# [The task]
Reproduce each of the following items word for word, without any alteration.

--------

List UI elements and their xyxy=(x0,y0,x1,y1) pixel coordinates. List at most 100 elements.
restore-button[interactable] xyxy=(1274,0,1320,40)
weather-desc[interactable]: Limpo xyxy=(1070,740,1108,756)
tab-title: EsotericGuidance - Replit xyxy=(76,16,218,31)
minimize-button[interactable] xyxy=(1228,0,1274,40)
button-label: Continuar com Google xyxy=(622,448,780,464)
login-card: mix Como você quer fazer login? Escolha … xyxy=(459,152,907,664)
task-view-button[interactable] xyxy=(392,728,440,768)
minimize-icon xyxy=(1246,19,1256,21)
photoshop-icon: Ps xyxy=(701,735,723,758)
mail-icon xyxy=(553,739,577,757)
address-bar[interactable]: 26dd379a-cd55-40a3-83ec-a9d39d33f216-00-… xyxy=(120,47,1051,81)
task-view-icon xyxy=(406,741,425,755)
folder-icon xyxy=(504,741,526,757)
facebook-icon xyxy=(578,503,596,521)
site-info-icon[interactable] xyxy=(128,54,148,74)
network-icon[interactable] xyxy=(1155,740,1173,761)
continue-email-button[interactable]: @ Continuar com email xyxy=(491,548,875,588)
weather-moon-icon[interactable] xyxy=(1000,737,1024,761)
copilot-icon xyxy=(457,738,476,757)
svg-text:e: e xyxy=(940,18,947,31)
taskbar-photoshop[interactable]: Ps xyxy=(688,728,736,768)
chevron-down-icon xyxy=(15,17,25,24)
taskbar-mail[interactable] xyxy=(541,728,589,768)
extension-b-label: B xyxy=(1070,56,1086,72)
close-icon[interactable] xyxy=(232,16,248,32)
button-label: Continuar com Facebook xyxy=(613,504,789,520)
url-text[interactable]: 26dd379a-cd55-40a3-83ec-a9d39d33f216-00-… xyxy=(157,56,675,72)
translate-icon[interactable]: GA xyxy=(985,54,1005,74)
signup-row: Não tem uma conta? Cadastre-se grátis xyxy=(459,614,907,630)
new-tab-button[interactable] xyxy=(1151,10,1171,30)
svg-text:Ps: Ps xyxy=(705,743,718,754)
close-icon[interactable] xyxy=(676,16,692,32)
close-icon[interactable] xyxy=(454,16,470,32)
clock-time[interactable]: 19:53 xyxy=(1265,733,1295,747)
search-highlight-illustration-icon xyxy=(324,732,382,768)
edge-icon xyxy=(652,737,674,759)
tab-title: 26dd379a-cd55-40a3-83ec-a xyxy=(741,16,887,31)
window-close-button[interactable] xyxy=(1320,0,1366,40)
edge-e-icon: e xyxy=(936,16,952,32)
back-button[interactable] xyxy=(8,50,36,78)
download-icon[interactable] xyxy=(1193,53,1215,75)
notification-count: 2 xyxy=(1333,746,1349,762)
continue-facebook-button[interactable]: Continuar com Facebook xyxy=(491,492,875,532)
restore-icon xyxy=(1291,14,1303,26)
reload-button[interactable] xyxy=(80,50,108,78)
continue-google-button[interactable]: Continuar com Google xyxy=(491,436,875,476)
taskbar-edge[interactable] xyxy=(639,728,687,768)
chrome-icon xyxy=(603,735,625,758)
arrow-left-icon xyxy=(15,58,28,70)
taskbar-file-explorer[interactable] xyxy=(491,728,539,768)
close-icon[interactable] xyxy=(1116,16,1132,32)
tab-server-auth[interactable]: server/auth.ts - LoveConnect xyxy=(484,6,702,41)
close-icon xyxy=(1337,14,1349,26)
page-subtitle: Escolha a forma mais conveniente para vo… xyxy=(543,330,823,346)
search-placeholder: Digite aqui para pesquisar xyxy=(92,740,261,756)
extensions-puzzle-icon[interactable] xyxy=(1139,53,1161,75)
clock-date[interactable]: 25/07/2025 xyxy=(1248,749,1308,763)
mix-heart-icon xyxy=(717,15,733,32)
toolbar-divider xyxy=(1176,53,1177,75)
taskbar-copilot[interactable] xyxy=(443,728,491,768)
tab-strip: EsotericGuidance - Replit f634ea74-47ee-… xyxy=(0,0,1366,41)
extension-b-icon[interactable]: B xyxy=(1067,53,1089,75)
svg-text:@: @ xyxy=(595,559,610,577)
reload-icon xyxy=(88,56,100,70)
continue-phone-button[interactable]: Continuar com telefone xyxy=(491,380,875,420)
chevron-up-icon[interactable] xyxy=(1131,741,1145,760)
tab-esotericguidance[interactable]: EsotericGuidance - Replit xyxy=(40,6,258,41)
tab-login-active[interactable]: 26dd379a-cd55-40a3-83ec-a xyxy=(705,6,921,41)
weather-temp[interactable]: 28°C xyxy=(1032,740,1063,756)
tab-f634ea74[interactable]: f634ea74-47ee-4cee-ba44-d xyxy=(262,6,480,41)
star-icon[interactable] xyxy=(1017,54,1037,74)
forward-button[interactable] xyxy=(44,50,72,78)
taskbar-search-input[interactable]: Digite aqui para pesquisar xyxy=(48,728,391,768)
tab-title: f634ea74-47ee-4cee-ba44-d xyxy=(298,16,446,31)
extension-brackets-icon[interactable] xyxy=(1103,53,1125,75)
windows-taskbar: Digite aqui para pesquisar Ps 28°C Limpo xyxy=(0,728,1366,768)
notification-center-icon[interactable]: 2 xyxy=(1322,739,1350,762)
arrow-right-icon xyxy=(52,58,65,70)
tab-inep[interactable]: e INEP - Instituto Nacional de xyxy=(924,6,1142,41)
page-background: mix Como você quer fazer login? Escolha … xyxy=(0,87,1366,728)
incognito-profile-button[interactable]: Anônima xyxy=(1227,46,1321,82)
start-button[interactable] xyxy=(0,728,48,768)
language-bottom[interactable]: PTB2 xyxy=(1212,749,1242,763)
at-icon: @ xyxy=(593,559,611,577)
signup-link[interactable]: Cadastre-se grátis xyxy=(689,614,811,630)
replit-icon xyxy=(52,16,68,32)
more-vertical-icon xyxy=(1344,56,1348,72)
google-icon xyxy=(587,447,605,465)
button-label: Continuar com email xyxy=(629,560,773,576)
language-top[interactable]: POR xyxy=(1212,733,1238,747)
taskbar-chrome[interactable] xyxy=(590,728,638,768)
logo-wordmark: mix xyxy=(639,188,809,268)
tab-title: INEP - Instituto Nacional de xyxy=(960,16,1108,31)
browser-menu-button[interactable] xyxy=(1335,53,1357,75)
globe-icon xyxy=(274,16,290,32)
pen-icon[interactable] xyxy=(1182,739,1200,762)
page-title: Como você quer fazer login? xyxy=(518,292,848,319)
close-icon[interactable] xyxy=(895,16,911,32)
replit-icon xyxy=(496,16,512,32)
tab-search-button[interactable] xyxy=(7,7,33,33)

--------

# [Full answer]
List UI elements and their xyxy=(x0,y0,x1,y1) pixel coordinates. List at most 100 elements.
restore-button[interactable] xyxy=(1274,0,1320,40)
weather-desc[interactable]: Limpo xyxy=(1070,740,1108,756)
tab-title: EsotericGuidance - Replit xyxy=(76,16,218,31)
minimize-button[interactable] xyxy=(1228,0,1274,40)
button-label: Continuar com Google xyxy=(622,448,780,464)
login-card: mix Como você quer fazer login? Escolha … xyxy=(459,152,907,664)
task-view-button[interactable] xyxy=(392,728,440,768)
minimize-icon xyxy=(1246,19,1256,21)
photoshop-icon: Ps xyxy=(701,735,723,758)
mail-icon xyxy=(553,739,577,757)
address-bar[interactable]: 26dd379a-cd55-40a3-83ec-a9d39d33f216-00-… xyxy=(120,47,1051,81)
task-view-icon xyxy=(406,741,425,755)
folder-icon xyxy=(504,741,526,757)
facebook-icon xyxy=(578,503,596,521)
site-info-icon[interactable] xyxy=(128,54,148,74)
network-icon[interactable] xyxy=(1155,740,1173,761)
continue-email-button[interactable]: @ Continuar com email xyxy=(491,548,875,588)
weather-moon-icon[interactable] xyxy=(1000,737,1024,761)
copilot-icon xyxy=(457,738,476,757)
svg-text:e: e xyxy=(940,18,947,31)
taskbar-photoshop[interactable]: Ps xyxy=(688,728,736,768)
chevron-down-icon xyxy=(15,17,25,24)
taskbar-mail[interactable] xyxy=(541,728,589,768)
extension-b-label: B xyxy=(1070,56,1086,72)
close-icon[interactable] xyxy=(232,16,248,32)
button-label: Continuar com Facebook xyxy=(613,504,789,520)
url-text[interactable]: 26dd379a-cd55-40a3-83ec-a9d39d33f216-00-… xyxy=(157,56,675,72)
translate-icon[interactable]: GA xyxy=(985,54,1005,74)
signup-row: Não tem uma conta? Cadastre-se grátis xyxy=(459,614,907,630)
new-tab-button[interactable] xyxy=(1151,10,1171,30)
svg-text:Ps: Ps xyxy=(705,743,718,754)
close-icon[interactable] xyxy=(676,16,692,32)
close-icon[interactable] xyxy=(454,16,470,32)
clock-time[interactable]: 19:53 xyxy=(1265,733,1295,747)
search-highlight-illustration-icon xyxy=(324,732,382,768)
edge-icon xyxy=(652,737,674,759)
tab-title: 26dd379a-cd55-40a3-83ec-a xyxy=(741,16,887,31)
window-close-button[interactable] xyxy=(1320,0,1366,40)
edge-e-icon: e xyxy=(936,16,952,32)
back-button[interactable] xyxy=(8,50,36,78)
download-icon[interactable] xyxy=(1193,53,1215,75)
notification-count: 2 xyxy=(1333,746,1349,762)
continue-facebook-button[interactable]: Continuar com Facebook xyxy=(491,492,875,532)
restore-icon xyxy=(1291,14,1303,26)
reload-button[interactable] xyxy=(80,50,108,78)
continue-google-button[interactable]: Continuar com Google xyxy=(491,436,875,476)
taskbar-edge[interactable] xyxy=(639,728,687,768)
chrome-icon xyxy=(603,735,625,758)
arrow-left-icon xyxy=(15,58,28,70)
taskbar-file-explorer[interactable] xyxy=(491,728,539,768)
close-icon[interactable] xyxy=(1116,16,1132,32)
tab-server-auth[interactable]: server/auth.ts - LoveConnect xyxy=(484,6,702,41)
close-icon xyxy=(1337,14,1349,26)
page-subtitle: Escolha a forma mais conveniente para vo… xyxy=(543,330,823,346)
search-placeholder: Digite aqui para pesquisar xyxy=(92,740,261,756)
extensions-puzzle-icon[interactable] xyxy=(1139,53,1161,75)
clock-date[interactable]: 25/07/2025 xyxy=(1248,749,1308,763)
mix-heart-icon xyxy=(717,15,733,32)
toolbar-divider xyxy=(1176,53,1177,75)
taskbar-copilot[interactable] xyxy=(443,728,491,768)
tab-strip: EsotericGuidance - Replit f634ea74-47ee-… xyxy=(0,0,1366,41)
extension-b-icon[interactable]: B xyxy=(1067,53,1089,75)
svg-text:@: @ xyxy=(595,559,610,577)
reload-icon xyxy=(88,56,100,70)
continue-phone-button[interactable]: Continuar com telefone xyxy=(491,380,875,420)
chevron-up-icon[interactable] xyxy=(1131,741,1145,760)
tab-esotericguidance[interactable]: EsotericGuidance - Replit xyxy=(40,6,258,41)
tab-login-active[interactable]: 26dd379a-cd55-40a3-83ec-a xyxy=(705,6,921,41)
weather-temp[interactable]: 28°C xyxy=(1032,740,1063,756)
tab-f634ea74[interactable]: f634ea74-47ee-4cee-ba44-d xyxy=(262,6,480,41)
star-icon[interactable] xyxy=(1017,54,1037,74)
forward-button[interactable] xyxy=(44,50,72,78)
taskbar-search-input[interactable]: Digite aqui para pesquisar xyxy=(48,728,391,768)
tab-title: f634ea74-47ee-4cee-ba44-d xyxy=(298,16,446,31)
extension-brackets-icon[interactable] xyxy=(1103,53,1125,75)
windows-taskbar: Digite aqui para pesquisar Ps 28°C Limpo xyxy=(0,728,1366,768)
notification-center-icon[interactable]: 2 xyxy=(1322,739,1350,762)
arrow-right-icon xyxy=(52,58,65,70)
tab-inep[interactable]: e INEP - Instituto Nacional de xyxy=(924,6,1142,41)
page-background: mix Como você quer fazer login? Escolha … xyxy=(0,87,1366,728)
incognito-profile-button[interactable]: Anônima xyxy=(1227,46,1321,82)
start-button[interactable] xyxy=(0,728,48,768)
language-bottom[interactable]: PTB2 xyxy=(1212,749,1242,763)
at-icon: @ xyxy=(593,559,611,577)
signup-link[interactable]: Cadastre-se grátis xyxy=(689,614,811,630)
replit-icon xyxy=(52,16,68,32)
more-vertical-icon xyxy=(1344,56,1348,72)
google-icon xyxy=(587,447,605,465)
button-label: Continuar com email xyxy=(629,560,773,576)
language-top[interactable]: POR xyxy=(1212,733,1238,747)
taskbar-chrome[interactable] xyxy=(590,728,638,768)
logo-wordmark: mix xyxy=(639,188,809,268)
tab-title: INEP - Instituto Nacional de xyxy=(960,16,1108,31)
browser-menu-button[interactable] xyxy=(1335,53,1357,75)
globe-icon xyxy=(274,16,290,32)
pen-icon[interactable] xyxy=(1182,739,1200,762)
page-title: Como você quer fazer login? xyxy=(518,292,848,319)
close-icon[interactable] xyxy=(895,16,911,32)
replit-icon xyxy=(496,16,512,32)
tab-search-button[interactable] xyxy=(7,7,33,33)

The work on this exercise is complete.